Data entries for graphics:
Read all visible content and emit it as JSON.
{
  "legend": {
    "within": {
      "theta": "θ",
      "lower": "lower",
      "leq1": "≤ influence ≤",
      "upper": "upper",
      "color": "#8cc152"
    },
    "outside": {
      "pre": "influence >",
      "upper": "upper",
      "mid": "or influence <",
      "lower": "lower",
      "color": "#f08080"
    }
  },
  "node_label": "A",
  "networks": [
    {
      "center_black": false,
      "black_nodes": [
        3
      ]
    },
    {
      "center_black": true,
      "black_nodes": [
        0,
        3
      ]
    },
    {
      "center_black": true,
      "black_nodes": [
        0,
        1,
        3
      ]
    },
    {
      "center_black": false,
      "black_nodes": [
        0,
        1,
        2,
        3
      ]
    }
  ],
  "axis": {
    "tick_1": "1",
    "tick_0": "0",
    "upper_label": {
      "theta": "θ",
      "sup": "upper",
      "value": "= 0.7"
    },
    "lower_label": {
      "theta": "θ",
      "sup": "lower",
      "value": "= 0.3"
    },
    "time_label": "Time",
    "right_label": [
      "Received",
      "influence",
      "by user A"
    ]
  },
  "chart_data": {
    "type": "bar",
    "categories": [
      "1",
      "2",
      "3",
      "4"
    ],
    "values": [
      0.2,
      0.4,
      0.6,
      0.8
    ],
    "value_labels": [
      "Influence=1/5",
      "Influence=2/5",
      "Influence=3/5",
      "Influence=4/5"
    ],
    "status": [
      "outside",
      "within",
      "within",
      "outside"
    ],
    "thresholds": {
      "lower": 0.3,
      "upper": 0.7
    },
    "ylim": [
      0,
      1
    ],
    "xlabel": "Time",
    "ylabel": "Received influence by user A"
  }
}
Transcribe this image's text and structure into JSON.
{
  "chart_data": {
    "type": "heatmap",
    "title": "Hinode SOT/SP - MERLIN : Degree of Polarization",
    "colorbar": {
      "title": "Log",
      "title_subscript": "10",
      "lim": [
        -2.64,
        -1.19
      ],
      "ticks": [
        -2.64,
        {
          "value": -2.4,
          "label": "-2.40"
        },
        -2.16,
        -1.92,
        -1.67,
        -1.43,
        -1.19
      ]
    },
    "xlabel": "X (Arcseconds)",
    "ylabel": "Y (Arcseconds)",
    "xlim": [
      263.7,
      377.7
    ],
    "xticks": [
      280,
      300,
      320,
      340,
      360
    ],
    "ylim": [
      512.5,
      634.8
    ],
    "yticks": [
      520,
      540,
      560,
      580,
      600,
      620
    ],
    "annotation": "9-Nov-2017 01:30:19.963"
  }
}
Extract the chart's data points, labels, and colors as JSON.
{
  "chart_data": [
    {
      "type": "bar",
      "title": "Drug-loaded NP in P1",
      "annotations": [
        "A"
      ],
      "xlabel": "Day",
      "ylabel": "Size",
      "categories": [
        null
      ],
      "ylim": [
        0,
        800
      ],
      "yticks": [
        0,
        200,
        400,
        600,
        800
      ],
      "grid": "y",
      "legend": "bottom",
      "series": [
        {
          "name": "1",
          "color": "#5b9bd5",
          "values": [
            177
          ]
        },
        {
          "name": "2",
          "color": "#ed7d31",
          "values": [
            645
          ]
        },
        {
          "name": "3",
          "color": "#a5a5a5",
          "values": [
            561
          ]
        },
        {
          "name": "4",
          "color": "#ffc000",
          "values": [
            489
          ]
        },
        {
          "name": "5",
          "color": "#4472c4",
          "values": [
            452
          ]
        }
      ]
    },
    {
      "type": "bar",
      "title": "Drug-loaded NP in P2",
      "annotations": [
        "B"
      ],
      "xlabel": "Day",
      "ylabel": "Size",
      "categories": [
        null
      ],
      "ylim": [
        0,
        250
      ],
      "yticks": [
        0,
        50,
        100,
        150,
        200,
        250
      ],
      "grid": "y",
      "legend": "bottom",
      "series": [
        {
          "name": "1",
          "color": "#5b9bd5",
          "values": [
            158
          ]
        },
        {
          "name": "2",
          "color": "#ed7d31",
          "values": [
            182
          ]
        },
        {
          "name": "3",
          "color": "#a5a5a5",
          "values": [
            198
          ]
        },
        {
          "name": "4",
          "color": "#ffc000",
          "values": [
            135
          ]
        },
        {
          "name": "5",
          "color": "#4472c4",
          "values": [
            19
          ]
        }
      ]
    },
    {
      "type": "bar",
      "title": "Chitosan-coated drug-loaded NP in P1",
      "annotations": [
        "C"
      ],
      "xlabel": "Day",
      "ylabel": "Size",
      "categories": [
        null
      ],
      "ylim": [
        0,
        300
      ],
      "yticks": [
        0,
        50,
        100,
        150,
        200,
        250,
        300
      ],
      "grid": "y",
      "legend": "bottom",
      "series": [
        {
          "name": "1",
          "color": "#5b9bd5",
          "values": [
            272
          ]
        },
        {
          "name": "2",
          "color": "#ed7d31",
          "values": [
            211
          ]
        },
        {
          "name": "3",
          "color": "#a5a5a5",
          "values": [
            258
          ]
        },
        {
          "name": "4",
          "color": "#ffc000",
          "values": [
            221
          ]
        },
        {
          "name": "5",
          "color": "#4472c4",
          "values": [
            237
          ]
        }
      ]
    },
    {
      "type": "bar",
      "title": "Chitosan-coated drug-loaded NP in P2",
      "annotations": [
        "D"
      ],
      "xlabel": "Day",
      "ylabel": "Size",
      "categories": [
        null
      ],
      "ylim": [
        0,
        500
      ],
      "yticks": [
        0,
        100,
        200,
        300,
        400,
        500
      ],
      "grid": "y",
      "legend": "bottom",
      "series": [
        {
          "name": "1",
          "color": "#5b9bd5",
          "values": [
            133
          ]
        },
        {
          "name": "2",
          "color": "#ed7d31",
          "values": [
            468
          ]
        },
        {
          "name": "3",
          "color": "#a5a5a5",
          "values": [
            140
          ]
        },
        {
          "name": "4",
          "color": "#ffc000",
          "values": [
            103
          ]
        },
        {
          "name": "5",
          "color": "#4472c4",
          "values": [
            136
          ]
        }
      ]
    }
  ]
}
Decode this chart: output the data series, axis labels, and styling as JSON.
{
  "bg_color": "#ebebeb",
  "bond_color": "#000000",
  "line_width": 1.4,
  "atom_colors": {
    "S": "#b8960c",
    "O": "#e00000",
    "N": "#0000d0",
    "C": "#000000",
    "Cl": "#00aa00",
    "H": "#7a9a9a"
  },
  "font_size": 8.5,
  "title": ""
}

> [THE TASK]
Which lines include "Received"? Copy each of them out.

> [TASK RESULT]
      "Received",
    "ylabel": "Received influence by user A"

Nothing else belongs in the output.